> DATA ROWS:
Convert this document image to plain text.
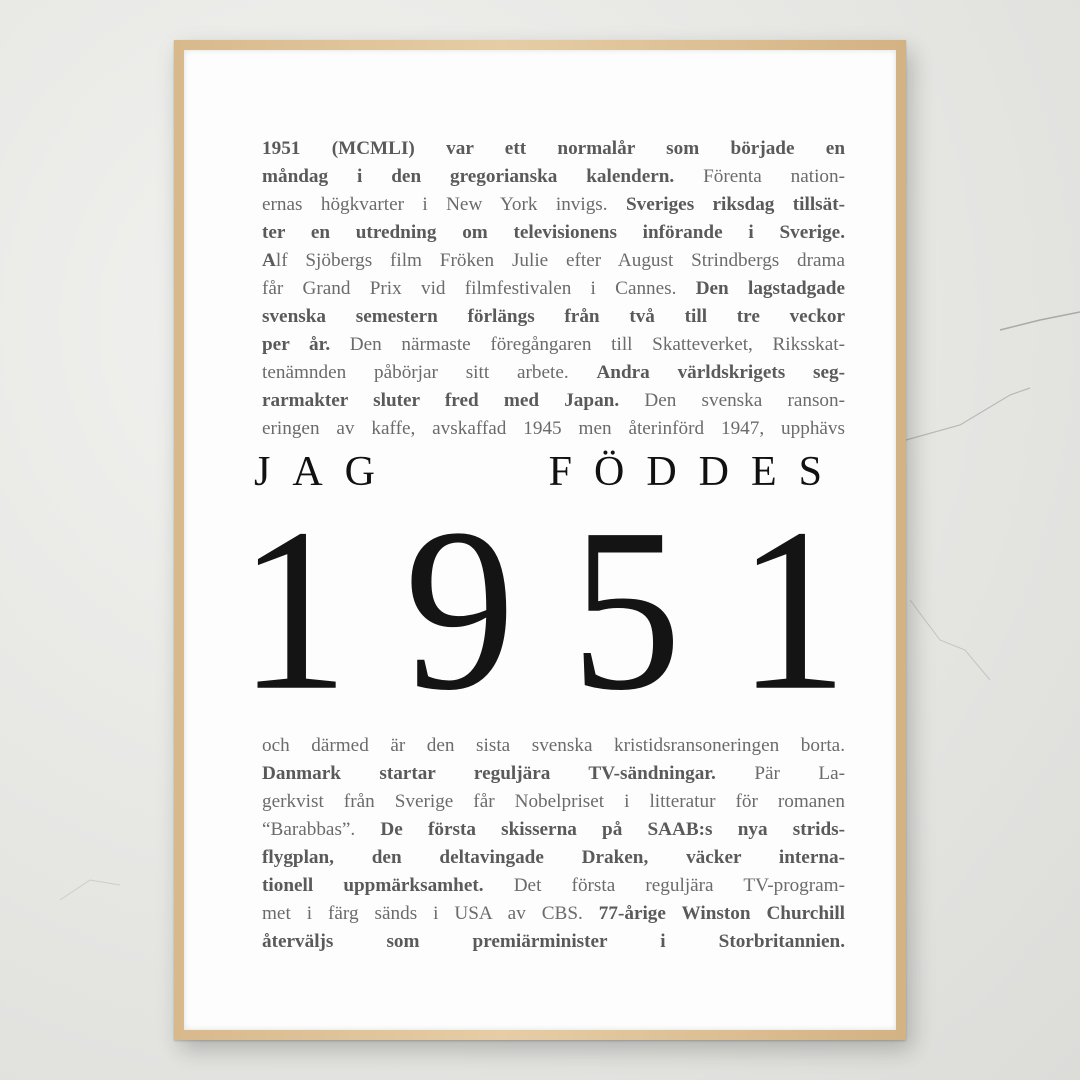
1951 (MCMLI) var ett normalår som började en
måndag i den gregorianska kalendern. Förenta nation-
ernas högkvarter i New York invigs. Sveriges riksdag tillsät-
ter en utredning om televisionens införande i Sverige.
Alf Sjöbergs film Fröken Julie efter August Strindbergs drama
får Grand Prix vid filmfestivalen i Cannes. Den lagstadgade
svenska semestern förlängs från två till tre veckor
per år. Den närmaste föregångaren till Skatteverket, Riksskat-
tenämnden påbörjar sitt arbete. Andra världskrigets seg-
rarmakter sluter fred med Japan. Den svenska ranson-
eringen av kaffe, avskaffad 1945 men återinförd 1947, upphävs
JAG FÖDDES
1 9 5 1
och därmed är den sista svenska kristidsransoneringen borta.
Danmark startar reguljära TV-sändningar. Pär La-
gerkvist från Sverige får Nobelpriset i litteratur för romanen
“Barabbas”. De första skisserna på SAAB:s nya strids-
flygplan, den deltavingade Draken, väcker interna-
tionell uppmärksamhet. Det första reguljära TV-program-
met i färg sänds i USA av CBS. 77-årige Winston Churchill
återväljs som premiärminister i Storbritannien.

> SHORT TASK: The records above are to be reproduced exactly; the pictures are to be left out.

> RESULT FOR THIS TASK:
Convert this document image to plain text.
1951 (MCMLI) var ett normalår som började en
måndag i den gregorianska kalendern. Förenta nation-
ernas högkvarter i New York invigs. Sveriges riksdag tillsät-
ter en utredning om televisionens införande i Sverige.
Alf Sjöbergs film Fröken Julie efter August Strindbergs drama
får Grand Prix vid filmfestivalen i Cannes. Den lagstadgade
svenska semestern förlängs från två till tre veckor
per år. Den närmaste föregångaren till Skatteverket, Riksskat-
tenämnden påbörjar sitt arbete. Andra världskrigets seg-
rarmakter sluter fred med Japan. Den svenska ranson-
eringen av kaffe, avskaffad 1945 men återinförd 1947, upphävs
JAG FÖDDES
1 9 5 1
och därmed är den sista svenska kristidsransoneringen borta.
Danmark startar reguljära TV-sändningar. Pär La-
gerkvist från Sverige får Nobelpriset i litteratur för romanen
“Barabbas”. De första skisserna på SAAB:s nya strids-
flygplan, den deltavingade Draken, väcker interna-
tionell uppmärksamhet. Det första reguljära TV-program-
met i färg sänds i USA av CBS. 77-årige Winston Churchill
återväljs som premiärminister i Storbritannien.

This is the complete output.